◆ SHORT TASK ◆
Separate out the lines that hold "Magnitude".
## Begin
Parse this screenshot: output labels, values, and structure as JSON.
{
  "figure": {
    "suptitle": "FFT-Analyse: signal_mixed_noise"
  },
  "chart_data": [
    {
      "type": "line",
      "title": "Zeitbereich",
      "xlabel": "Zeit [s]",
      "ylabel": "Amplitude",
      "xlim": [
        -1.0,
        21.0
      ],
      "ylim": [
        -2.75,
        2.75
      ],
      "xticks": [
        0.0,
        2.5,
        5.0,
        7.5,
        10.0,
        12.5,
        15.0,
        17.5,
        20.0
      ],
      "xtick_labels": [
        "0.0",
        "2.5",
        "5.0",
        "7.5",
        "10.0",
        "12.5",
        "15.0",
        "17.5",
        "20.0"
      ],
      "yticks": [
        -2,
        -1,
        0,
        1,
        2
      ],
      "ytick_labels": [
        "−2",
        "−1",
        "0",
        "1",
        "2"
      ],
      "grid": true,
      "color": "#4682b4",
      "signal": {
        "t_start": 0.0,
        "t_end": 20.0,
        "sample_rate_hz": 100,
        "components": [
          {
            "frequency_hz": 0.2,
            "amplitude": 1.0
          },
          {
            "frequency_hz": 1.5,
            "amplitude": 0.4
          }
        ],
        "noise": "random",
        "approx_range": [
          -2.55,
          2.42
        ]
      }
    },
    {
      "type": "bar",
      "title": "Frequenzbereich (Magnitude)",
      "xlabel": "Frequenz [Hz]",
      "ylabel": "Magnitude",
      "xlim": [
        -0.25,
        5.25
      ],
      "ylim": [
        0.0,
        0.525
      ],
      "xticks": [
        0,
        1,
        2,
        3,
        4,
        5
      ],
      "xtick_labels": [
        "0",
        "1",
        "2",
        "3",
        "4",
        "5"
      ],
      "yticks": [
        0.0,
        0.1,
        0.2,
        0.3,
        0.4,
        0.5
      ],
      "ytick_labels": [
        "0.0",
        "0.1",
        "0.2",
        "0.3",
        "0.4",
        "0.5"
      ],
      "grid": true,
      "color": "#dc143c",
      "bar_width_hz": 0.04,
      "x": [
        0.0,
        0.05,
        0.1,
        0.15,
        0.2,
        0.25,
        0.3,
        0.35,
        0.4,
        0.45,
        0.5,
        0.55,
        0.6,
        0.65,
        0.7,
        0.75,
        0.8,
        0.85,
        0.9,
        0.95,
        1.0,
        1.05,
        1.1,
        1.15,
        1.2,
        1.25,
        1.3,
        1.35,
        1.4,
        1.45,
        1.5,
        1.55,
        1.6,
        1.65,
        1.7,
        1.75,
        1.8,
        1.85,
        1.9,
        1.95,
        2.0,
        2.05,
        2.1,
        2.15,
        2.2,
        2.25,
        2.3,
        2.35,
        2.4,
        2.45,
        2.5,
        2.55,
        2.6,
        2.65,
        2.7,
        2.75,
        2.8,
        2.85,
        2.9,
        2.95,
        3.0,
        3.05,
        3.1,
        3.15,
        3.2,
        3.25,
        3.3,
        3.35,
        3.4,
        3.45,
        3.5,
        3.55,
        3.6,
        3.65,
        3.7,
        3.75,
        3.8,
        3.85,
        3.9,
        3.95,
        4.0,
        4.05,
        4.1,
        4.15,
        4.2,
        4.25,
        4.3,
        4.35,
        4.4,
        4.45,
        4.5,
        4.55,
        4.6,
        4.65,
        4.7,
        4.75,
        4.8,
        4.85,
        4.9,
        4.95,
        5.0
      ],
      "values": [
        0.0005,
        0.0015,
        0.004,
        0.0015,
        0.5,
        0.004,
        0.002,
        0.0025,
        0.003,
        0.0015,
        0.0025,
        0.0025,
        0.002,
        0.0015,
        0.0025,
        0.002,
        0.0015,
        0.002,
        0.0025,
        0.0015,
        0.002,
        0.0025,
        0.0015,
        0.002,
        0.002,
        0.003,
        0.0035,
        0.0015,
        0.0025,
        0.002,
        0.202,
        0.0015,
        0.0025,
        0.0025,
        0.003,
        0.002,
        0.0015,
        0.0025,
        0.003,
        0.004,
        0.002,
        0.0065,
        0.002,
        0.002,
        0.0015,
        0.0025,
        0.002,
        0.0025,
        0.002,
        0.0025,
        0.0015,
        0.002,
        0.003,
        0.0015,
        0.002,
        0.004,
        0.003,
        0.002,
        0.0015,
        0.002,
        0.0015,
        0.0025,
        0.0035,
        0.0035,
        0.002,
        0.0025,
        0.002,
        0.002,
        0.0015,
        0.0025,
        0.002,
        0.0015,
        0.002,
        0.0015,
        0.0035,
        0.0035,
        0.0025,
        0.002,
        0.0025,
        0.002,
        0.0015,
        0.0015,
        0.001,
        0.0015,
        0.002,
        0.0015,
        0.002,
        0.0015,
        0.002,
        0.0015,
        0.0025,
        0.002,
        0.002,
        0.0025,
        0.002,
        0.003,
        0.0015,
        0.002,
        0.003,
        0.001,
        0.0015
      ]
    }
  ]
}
## End
◆ RESULT FOR THIS TASK ◆
      "title": "Frequenzbereich (Magnitude)",
      "ylabel": "Magnitude",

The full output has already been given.